··· DATA ROWS ···

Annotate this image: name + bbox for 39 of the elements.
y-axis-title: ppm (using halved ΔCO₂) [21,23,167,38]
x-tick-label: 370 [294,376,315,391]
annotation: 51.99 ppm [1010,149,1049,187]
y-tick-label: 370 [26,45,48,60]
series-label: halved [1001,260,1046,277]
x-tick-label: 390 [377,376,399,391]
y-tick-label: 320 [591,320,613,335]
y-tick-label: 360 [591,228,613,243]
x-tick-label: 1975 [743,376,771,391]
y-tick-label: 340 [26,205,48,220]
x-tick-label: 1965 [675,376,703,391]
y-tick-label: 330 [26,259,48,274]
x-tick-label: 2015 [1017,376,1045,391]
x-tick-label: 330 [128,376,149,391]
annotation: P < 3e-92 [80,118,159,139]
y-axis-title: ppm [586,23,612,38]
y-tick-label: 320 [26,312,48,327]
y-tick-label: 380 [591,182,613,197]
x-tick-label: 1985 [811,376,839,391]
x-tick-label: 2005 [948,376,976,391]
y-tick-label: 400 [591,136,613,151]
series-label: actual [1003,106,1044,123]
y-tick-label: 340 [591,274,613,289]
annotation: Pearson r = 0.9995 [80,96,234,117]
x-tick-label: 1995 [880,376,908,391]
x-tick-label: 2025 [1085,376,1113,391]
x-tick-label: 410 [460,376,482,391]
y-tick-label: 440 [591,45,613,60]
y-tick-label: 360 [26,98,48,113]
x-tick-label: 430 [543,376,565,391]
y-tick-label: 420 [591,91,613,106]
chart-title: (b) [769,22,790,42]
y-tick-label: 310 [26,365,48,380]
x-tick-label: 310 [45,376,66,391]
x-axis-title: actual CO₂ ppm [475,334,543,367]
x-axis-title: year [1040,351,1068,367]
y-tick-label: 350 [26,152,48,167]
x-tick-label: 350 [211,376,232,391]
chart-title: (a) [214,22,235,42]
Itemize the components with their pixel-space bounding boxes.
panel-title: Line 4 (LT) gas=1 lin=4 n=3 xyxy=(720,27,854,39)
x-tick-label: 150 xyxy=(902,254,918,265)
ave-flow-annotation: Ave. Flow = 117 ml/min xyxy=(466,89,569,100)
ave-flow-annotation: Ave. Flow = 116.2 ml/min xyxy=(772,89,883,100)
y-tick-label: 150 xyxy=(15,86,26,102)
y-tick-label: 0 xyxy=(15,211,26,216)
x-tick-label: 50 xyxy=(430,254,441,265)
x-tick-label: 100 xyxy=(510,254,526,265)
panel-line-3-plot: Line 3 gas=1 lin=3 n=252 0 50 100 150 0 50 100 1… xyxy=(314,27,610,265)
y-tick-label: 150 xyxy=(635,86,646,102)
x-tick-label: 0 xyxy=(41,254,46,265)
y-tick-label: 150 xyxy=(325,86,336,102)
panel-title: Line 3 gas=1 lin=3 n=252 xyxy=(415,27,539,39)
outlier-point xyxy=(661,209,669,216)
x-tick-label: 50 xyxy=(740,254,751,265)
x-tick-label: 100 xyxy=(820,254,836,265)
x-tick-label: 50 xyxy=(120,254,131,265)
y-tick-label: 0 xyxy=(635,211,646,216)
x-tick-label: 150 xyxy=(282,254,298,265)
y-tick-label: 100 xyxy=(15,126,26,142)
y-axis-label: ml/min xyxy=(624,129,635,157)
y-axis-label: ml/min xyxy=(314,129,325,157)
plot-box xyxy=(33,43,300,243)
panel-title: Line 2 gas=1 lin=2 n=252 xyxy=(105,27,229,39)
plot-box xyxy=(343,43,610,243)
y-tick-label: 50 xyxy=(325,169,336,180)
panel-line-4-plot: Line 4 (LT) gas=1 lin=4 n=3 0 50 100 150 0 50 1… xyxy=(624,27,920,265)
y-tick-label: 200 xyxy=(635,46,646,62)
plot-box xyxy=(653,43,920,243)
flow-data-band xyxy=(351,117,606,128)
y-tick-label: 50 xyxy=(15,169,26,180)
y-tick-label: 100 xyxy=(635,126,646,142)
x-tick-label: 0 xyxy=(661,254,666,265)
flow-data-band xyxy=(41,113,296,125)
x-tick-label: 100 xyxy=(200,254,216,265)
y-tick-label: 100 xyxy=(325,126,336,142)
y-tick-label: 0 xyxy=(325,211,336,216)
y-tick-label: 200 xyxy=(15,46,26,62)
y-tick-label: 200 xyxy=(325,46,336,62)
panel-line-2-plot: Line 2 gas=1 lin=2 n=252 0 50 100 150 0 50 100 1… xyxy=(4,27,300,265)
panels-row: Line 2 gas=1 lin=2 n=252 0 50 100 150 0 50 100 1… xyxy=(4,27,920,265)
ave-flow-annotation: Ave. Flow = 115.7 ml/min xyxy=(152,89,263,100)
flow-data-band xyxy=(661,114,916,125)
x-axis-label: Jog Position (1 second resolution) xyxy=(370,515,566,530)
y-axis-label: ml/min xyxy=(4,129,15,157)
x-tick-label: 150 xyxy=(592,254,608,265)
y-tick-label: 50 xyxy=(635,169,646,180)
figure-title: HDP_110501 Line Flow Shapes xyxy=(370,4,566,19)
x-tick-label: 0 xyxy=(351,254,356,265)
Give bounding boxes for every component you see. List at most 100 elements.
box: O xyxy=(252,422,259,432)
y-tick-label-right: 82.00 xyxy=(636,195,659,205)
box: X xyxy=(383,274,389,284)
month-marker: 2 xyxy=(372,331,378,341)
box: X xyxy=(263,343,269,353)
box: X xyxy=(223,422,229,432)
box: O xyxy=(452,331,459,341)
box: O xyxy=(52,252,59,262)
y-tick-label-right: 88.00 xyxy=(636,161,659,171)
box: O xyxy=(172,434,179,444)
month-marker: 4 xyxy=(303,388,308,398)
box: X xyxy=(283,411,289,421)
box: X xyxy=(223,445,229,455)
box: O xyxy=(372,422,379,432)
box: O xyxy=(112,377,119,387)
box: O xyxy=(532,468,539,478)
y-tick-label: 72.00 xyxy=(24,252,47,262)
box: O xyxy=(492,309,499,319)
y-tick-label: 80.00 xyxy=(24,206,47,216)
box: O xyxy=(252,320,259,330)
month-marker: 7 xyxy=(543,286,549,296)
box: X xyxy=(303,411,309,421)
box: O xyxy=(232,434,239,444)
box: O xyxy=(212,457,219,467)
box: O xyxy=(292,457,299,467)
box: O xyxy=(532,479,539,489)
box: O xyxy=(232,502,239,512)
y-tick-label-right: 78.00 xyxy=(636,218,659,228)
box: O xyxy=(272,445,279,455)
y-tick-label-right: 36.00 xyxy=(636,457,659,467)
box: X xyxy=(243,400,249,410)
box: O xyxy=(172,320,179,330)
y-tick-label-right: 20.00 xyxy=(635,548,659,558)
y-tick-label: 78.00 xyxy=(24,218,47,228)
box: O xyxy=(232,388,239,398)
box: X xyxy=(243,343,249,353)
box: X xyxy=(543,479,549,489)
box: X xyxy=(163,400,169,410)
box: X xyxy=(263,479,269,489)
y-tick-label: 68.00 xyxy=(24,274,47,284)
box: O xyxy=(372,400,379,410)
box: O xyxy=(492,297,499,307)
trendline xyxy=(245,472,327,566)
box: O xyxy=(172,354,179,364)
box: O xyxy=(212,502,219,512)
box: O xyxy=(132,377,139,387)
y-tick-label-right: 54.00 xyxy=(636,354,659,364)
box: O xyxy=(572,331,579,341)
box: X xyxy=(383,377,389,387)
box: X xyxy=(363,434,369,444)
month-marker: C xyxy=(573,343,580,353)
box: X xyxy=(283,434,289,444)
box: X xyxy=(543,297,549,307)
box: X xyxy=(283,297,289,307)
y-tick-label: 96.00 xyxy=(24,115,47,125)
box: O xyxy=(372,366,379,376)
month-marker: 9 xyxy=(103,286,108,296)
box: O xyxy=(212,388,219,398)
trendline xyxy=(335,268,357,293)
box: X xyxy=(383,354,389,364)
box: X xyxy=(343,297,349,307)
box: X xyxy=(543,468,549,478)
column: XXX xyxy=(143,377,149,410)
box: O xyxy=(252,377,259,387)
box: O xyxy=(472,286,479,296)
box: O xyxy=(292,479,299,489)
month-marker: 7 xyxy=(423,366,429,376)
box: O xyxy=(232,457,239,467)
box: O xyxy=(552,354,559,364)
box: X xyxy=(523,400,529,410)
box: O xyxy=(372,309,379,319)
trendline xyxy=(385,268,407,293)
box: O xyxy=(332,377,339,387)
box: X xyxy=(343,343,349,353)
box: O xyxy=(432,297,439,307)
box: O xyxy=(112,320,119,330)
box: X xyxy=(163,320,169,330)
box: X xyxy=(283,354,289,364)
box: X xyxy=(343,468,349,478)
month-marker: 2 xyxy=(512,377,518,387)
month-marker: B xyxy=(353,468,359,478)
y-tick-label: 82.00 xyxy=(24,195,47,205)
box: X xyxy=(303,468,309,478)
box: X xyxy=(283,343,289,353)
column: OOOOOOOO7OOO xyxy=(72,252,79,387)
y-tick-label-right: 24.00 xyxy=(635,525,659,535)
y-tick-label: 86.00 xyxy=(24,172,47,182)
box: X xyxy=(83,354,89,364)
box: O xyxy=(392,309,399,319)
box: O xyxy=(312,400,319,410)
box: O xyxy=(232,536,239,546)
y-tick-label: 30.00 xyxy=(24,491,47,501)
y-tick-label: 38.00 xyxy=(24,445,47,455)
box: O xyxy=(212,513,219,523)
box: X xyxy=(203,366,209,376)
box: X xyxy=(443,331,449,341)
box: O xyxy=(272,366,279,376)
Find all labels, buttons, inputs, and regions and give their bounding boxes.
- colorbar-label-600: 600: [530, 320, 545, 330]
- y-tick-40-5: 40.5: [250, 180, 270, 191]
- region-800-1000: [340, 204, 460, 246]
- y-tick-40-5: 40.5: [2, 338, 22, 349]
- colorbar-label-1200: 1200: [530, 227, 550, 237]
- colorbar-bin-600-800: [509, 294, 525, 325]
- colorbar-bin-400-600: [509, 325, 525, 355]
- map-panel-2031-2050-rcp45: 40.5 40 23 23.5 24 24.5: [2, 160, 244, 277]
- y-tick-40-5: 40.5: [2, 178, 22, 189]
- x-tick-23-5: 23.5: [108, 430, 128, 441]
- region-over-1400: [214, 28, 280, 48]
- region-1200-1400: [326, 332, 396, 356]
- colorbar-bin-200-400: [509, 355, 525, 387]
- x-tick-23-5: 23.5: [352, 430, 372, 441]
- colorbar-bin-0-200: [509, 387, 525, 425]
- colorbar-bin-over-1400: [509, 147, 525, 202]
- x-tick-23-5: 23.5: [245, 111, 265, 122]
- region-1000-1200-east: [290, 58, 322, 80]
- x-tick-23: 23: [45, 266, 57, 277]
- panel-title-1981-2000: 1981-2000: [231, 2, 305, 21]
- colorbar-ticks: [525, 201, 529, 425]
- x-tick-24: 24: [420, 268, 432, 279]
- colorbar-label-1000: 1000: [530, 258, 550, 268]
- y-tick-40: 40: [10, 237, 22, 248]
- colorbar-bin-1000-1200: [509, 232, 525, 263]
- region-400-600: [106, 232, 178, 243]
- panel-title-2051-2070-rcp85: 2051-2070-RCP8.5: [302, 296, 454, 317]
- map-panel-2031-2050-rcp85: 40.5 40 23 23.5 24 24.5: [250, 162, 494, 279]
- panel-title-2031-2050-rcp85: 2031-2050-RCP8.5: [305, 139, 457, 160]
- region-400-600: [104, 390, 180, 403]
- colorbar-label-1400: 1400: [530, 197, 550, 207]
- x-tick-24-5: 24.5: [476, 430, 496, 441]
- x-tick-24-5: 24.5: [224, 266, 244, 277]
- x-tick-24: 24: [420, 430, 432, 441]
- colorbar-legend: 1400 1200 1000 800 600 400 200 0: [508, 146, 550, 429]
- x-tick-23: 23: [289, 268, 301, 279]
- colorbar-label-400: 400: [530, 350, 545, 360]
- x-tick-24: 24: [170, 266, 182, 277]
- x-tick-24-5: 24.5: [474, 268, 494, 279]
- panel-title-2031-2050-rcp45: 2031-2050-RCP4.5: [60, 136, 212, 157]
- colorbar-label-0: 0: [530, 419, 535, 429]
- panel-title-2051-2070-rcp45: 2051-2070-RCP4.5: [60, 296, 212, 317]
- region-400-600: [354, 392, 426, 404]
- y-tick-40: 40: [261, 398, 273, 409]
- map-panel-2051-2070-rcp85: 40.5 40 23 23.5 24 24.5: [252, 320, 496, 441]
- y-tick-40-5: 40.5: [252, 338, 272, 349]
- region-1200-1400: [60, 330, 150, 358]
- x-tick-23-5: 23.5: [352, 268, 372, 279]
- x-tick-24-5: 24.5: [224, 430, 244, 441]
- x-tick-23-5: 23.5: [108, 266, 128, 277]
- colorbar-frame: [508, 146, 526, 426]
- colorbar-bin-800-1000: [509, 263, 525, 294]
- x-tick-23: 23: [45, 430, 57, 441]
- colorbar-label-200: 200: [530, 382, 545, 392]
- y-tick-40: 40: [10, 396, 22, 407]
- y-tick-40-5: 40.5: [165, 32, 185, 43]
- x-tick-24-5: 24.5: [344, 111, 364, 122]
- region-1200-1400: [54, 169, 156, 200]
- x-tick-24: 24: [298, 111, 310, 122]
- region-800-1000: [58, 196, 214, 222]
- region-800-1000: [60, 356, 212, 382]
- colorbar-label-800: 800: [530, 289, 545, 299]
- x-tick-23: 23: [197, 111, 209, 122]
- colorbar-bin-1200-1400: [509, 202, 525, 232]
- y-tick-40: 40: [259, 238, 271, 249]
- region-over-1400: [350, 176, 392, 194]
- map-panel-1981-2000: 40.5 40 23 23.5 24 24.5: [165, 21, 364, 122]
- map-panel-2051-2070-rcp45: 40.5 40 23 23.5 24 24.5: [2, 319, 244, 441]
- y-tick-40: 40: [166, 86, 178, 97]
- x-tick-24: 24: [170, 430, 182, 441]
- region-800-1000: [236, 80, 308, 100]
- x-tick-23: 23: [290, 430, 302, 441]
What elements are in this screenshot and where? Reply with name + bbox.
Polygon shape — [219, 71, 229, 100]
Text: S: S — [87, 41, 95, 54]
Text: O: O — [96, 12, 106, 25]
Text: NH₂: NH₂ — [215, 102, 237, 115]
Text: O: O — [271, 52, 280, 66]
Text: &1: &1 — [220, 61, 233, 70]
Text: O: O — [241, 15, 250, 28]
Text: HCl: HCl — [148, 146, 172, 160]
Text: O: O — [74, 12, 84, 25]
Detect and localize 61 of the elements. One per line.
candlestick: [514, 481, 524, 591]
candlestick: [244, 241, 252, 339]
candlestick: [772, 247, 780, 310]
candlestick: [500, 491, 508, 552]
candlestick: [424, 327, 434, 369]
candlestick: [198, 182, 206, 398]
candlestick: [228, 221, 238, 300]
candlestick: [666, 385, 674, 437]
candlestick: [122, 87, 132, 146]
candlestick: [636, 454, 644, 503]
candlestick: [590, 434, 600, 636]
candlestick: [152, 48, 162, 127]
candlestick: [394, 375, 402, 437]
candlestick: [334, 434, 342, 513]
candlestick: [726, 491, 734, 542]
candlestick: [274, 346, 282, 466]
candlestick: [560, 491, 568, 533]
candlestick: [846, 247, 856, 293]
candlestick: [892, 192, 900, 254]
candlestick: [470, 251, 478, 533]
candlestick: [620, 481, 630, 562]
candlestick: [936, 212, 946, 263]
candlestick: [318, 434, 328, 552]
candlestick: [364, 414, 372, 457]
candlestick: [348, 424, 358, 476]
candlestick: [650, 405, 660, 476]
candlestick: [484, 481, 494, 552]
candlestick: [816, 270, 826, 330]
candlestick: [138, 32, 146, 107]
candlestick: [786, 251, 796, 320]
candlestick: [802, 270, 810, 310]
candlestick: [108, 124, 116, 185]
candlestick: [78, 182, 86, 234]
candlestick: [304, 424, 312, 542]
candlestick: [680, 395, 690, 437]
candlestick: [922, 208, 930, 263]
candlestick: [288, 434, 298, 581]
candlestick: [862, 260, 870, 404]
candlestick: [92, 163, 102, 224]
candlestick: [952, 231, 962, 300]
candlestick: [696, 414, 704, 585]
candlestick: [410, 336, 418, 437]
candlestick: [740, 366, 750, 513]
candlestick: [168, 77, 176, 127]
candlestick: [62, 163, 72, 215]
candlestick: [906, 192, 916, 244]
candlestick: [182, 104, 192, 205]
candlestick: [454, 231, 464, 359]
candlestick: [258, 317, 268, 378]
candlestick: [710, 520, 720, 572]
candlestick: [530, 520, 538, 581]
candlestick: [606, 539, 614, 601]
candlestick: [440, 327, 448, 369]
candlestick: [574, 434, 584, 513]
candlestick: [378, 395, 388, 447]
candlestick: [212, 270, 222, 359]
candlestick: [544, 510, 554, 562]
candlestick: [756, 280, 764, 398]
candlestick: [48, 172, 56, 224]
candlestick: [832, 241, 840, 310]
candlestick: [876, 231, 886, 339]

···

• **EXERCISE OBJECTIVE**
Rewrite the rows from the very first line through the line containing "x-tick-label: 2015 [1017,376,1045,391]", inclusive, substituting "vertical-tick-label" for each occurrence of "y-tick-label" and leaving all other text unchanged.

• **RESPONSE TO THIS TASK**
Annotate this image: name + bbox for 39 of the elements.
y-axis-title: ppm (using halved ΔCO₂) [21,23,167,38]
x-tick-label: 370 [294,376,315,391]
annotation: 51.99 ppm [1010,149,1049,187]
vertical-tick-label: 370 [26,45,48,60]
series-label: halved [1001,260,1046,277]
x-tick-label: 390 [377,376,399,391]
vertical-tick-label: 320 [591,320,613,335]
vertical-tick-label: 360 [591,228,613,243]
x-tick-label: 1975 [743,376,771,391]
vertical-tick-label: 340 [26,205,48,220]
x-tick-label: 1965 [675,376,703,391]
vertical-tick-label: 330 [26,259,48,274]
x-tick-label: 2015 [1017,376,1045,391]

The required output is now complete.